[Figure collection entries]
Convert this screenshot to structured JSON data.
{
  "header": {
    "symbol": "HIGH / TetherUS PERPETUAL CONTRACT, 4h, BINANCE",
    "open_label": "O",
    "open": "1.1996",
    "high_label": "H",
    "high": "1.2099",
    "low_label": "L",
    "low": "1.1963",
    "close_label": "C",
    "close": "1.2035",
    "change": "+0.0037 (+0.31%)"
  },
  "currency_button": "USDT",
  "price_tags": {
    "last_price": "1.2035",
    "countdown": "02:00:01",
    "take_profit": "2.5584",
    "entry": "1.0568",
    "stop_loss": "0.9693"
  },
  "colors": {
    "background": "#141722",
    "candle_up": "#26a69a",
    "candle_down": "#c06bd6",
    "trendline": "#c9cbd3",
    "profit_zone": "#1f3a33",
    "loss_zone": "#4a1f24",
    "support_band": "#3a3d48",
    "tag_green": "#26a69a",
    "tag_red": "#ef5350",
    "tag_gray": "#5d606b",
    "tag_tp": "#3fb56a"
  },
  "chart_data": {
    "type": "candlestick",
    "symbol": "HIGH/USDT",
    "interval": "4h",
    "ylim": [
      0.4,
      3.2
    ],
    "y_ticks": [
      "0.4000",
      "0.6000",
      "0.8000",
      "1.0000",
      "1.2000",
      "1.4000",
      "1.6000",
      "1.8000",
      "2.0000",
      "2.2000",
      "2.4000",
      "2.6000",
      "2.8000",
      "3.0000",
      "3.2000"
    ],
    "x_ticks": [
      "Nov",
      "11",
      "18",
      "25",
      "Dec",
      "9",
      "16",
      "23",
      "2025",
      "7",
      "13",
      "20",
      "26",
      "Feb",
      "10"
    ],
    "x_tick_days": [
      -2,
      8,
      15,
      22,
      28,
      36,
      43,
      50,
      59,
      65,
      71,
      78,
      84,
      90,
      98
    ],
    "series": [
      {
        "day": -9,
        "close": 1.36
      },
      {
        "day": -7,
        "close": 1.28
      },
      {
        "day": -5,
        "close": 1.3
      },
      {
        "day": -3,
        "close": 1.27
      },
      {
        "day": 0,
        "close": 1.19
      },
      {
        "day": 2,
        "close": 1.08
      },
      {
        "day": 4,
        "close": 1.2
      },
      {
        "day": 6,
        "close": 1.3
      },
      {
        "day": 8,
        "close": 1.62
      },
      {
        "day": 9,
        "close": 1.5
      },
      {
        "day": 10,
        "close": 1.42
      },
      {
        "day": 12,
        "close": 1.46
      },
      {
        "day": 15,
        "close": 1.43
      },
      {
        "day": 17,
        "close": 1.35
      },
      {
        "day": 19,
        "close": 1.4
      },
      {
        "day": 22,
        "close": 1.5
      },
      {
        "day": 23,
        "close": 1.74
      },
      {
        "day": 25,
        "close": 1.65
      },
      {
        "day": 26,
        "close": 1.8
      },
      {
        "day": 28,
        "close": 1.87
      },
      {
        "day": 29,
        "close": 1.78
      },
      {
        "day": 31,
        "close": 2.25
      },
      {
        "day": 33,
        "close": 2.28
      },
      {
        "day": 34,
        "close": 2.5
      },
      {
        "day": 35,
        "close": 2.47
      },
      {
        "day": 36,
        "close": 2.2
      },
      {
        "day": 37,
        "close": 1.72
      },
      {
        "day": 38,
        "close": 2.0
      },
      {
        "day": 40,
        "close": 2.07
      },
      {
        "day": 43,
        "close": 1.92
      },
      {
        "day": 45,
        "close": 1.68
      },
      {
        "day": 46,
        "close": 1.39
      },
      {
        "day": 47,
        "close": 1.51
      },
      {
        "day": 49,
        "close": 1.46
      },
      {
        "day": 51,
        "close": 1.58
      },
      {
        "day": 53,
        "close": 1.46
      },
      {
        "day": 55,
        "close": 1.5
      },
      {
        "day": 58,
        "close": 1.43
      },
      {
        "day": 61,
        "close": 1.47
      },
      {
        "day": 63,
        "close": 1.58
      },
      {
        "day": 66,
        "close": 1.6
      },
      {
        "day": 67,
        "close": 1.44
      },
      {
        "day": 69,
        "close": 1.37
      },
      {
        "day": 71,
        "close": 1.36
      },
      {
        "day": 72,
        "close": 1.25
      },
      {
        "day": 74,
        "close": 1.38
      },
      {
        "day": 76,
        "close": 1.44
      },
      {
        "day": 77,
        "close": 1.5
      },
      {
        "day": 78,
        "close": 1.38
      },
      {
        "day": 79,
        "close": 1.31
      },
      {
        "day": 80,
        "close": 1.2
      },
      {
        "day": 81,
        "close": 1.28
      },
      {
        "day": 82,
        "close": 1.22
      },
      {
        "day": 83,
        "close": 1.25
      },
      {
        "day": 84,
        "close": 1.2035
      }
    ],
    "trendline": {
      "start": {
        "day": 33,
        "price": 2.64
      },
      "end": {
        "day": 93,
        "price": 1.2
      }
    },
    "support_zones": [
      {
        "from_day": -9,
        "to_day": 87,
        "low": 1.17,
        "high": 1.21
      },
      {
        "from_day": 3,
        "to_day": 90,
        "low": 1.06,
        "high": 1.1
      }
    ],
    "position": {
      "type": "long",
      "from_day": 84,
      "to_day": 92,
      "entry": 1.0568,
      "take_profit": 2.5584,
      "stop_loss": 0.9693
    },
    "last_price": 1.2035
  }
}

= Exercise directions =
Find the lines containing "symbol" and list every one of them.

= Written answer =
    "symbol": "HIGH / TetherUS PERPETUAL CONTRACT, 4h, BINANCE",
    "symbol": "HIGH/USDT",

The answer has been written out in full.